═══ Data for this exercise ═══

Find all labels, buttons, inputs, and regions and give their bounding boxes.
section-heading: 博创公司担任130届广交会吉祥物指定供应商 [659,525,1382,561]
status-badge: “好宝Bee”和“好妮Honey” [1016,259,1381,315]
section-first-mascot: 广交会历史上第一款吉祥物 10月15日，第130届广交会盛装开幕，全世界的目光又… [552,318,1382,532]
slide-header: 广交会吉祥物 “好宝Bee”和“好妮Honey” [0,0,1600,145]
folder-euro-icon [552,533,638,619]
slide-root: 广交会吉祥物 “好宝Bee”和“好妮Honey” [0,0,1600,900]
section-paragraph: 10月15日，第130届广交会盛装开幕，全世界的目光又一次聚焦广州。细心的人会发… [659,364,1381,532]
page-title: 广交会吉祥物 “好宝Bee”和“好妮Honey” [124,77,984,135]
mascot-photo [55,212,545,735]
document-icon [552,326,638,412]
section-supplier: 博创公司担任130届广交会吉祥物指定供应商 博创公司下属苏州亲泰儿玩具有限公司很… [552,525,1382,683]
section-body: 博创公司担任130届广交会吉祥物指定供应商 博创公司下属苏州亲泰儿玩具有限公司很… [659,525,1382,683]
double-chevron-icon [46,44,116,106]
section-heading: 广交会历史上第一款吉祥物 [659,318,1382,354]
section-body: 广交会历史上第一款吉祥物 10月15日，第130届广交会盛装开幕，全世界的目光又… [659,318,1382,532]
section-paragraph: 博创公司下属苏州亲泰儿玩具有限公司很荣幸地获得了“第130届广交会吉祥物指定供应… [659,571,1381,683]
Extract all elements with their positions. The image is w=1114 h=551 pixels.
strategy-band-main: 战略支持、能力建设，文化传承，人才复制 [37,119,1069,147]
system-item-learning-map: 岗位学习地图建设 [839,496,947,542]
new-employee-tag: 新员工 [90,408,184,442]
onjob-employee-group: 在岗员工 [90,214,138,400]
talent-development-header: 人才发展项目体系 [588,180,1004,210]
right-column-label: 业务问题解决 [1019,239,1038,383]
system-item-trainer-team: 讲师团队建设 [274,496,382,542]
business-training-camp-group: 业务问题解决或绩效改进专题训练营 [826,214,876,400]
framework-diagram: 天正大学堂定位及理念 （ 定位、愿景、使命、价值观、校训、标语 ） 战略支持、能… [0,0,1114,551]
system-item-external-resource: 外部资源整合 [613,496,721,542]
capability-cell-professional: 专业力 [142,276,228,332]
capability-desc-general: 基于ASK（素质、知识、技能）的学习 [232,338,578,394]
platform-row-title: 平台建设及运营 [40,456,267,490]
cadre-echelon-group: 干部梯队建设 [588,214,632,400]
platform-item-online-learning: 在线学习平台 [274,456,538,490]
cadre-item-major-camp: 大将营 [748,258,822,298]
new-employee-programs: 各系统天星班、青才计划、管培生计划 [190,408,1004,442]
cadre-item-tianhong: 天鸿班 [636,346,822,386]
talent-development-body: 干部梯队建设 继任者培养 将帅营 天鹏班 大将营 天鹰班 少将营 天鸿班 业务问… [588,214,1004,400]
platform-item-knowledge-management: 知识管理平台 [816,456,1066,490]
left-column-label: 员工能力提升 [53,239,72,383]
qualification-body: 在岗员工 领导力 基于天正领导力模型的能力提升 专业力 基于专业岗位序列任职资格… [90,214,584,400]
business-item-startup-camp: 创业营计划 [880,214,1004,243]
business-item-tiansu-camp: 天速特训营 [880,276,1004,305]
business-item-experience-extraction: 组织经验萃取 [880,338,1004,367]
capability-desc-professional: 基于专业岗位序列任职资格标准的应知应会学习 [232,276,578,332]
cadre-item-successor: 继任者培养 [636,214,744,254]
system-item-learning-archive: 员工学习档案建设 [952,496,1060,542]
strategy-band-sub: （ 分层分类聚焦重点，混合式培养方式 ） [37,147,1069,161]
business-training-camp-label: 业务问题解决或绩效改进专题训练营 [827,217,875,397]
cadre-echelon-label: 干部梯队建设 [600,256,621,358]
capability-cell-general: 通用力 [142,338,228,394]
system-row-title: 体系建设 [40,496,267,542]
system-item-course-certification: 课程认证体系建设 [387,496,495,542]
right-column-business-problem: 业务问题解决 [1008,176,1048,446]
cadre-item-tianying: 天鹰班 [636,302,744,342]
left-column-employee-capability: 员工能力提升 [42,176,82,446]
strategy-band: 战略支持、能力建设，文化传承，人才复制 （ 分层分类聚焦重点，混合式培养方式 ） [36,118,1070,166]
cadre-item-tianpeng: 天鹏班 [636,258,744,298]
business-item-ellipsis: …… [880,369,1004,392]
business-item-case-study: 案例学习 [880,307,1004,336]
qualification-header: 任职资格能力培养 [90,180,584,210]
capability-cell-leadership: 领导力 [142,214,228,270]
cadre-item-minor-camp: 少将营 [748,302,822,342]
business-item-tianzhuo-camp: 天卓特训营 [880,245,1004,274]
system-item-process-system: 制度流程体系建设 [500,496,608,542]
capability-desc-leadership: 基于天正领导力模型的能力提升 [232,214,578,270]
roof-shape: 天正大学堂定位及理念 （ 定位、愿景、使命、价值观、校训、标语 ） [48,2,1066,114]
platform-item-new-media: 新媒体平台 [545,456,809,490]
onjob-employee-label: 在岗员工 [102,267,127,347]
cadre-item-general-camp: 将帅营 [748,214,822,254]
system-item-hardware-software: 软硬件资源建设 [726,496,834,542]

═══

Exercise instructions
Set out every line of the records above as a Markdown table with two columns, Row and Line. Number the rows in order and leave out blank lines.

Full output
| Row | Line |
|---|---|
| 1 | Find all labels, buttons, inputs, and regions and give their bounding boxes. |
| 2 | section-heading: 博创公司担任130届广交会吉祥物指定供应商 [659,525,1382,561] |
| 3 | status-badge: “好宝Bee”和“好妮Honey” [1016,259,1381,315] |
| 4 | section-first-mascot: 广交会历史上第一款吉祥物 10月15日，第130届广交会盛装开幕，全世界的目光又… [552,318,1382,532] |
| 5 | slide-header: 广交会吉祥物 “好宝Bee”和“好妮Honey” [0,0,1600,145] |
| 6 | folder-euro-icon [552,533,638,619] |
| 7 | slide-root: 广交会吉祥物 “好宝Bee”和“好妮Honey” [0,0,1600,900] |
| 8 | section-paragraph: 10月15日，第130届广交会盛装开幕，全世界的目光又一次聚焦广州。细心的人会发… [659,364,1381,532] |
| 9 | page-title: 广交会吉祥物 “好宝Bee”和“好妮Honey” [124,77,984,135] |
| 10 | mascot-photo [55,212,545,735] |
| 11 | document-icon [552,326,638,412] |
| 12 | section-supplier: 博创公司担任130届广交会吉祥物指定供应商 博创公司下属苏州亲泰儿玩具有限公司很… [552,525,1382,683] |
| 13 | section-body: 博创公司担任130届广交会吉祥物指定供应商 博创公司下属苏州亲泰儿玩具有限公司很… [659,525,1382,683] |
| 14 | double-chevron-icon [46,44,116,106] |
| 15 | section-heading: 广交会历史上第一款吉祥物 [659,318,1382,354] |
| 16 | section-body: 广交会历史上第一款吉祥物 10月15日，第130届广交会盛装开幕，全世界的目光又… [659,318,1382,532] |
| 17 | section-paragraph: 博创公司下属苏州亲泰儿玩具有限公司很荣幸地获得了“第130届广交会吉祥物指定供应… [659,571,1381,683] |
| 18 | Extract all elements with their positions. The image is w=1114 h=551 pixels. |
| 19 | strategy-band-main: 战略支持、能力建设，文化传承，人才复制 [37,119,1069,147] |
| 20 | system-item-learning-map: 岗位学习地图建设 [839,496,947,542] |
| 21 | new-employee-tag: 新员工 [90,408,184,442] |
| 22 | onjob-employee-group: 在岗员工 [90,214,138,400] |
| 23 | talent-development-header: 人才发展项目体系 [588,180,1004,210] |
| 24 | right-column-label: 业务问题解决 [1019,239,1038,383] |
| 25 | system-item-trainer-team: 讲师团队建设 [274,496,382,542] |
| 26 | business-training-camp-group: 业务问题解决或绩效改进专题训练营 [826,214,876,400] |
| 27 | framework-diagram: 天正大学堂定位及理念 （ 定位、愿景、使命、价值观、校训、标语 ） 战略支持、能… [0,0,1114,551] |
| 28 | system-item-external-resource: 外部资源整合 [613,496,721,542] |
| 29 | capability-cell-professional: 专业力 [142,276,228,332] |
| 30 | capability-desc-general: 基于ASK（素质、知识、技能）的学习 [232,338,578,394] |
| 31 | platform-row-title: 平台建设及运营 [40,456,267,490] |
| 32 | cadre-echelon-group: 干部梯队建设 [588,214,632,400] |
| 33 | platform-item-online-learning: 在线学习平台 [274,456,538,490] |
| 34 | cadre-item-major-camp: 大将营 [748,258,822,298] |
| 35 | new-employee-programs: 各系统天星班、青才计划、管培生计划 [190,408,1004,442] |
| 36 | cadre-item-tianhong: 天鸿班 [636,346,822,386] |
| 37 | talent-development-body: 干部梯队建设 继任者培养 将帅营 天鹏班 大将营 天鹰班 少将营 天鸿班 业务问… [588,214,1004,400] |
| 38 | platform-item-knowledge-management: 知识管理平台 [816,456,1066,490] |
| 39 | left-column-label: 员工能力提升 [53,239,72,383] |
| 40 | qualification-body: 在岗员工 领导力 基于天正领导力模型的能力提升 专业力 基于专业岗位序列任职资格… [90,214,584,400] |
| 41 | business-item-startup-camp: 创业营计划 [880,214,1004,243] |
| 42 | business-item-tiansu-camp: 天速特训营 [880,276,1004,305] |
| 43 | business-item-experience-extraction: 组织经验萃取 [880,338,1004,367] |
| 44 | capability-desc-professional: 基于专业岗位序列任职资格标准的应知应会学习 [232,276,578,332] |
| 45 | cadre-item-successor: 继任者培养 [636,214,744,254] |
| 46 | system-item-learning-archive: 员工学习档案建设 [952,496,1060,542] |
| 47 | strategy-band-sub: （ 分层分类聚焦重点，混合式培养方式 ） [37,147,1069,161] |
| 48 | business-training-camp-label: 业务问题解决或绩效改进专题训练营 [827,217,875,397] |
| 49 | cadre-echelon-label: 干部梯队建设 [600,256,621,358] |
| 50 | capability-cell-general: 通用力 [142,338,228,394] |
| 51 | system-row-title: 体系建设 [40,496,267,542] |
| 52 | system-item-course-certification: 课程认证体系建设 [387,496,495,542] |
| 53 | right-column-business-problem: 业务问题解决 [1008,176,1048,446] |
| 54 | cadre-item-tianying: 天鹰班 [636,302,744,342] |
| 55 | left-column-employee-capability: 员工能力提升 [42,176,82,446] |
| 56 | strategy-band: 战略支持、能力建设，文化传承，人才复制 （ 分层分类聚焦重点，混合式培养方式 ） [36,118,1070,166] |
| 57 | cadre-item-tianpeng: 天鹏班 [636,258,744,298] |
| 58 | business-item-ellipsis: …… [880,369,1004,392] |
| 59 | business-item-case-study: 案例学习 [880,307,1004,336] |
| 60 | qualification-header: 任职资格能力培养 [90,180,584,210] |
| 61 | capability-cell-leadership: 领导力 [142,214,228,270] |
| 62 | cadre-item-minor-camp: 少将营 [748,302,822,342] |
| 63 | business-item-tianzhuo-camp: 天卓特训营 [880,245,1004,274] |
| 64 | system-item-process-system: 制度流程体系建设 [500,496,608,542] |
| 65 | capability-desc-leadership: 基于天正领导力模型的能力提升 [232,214,578,270] |
| 66 | roof-shape: 天正大学堂定位及理念 （ 定位、愿景、使命、价值观、校训、标语 ） [48,2,1066,114] |
| 67 | platform-item-new-media: 新媒体平台 [545,456,809,490] |
| 68 | onjob-employee-label: 在岗员工 [102,267,127,347] |
| 69 | cadre-item-general-camp: 将帅营 [748,214,822,254] |
| 70 | system-item-hardware-software: 软硬件资源建设 [726,496,834,542] |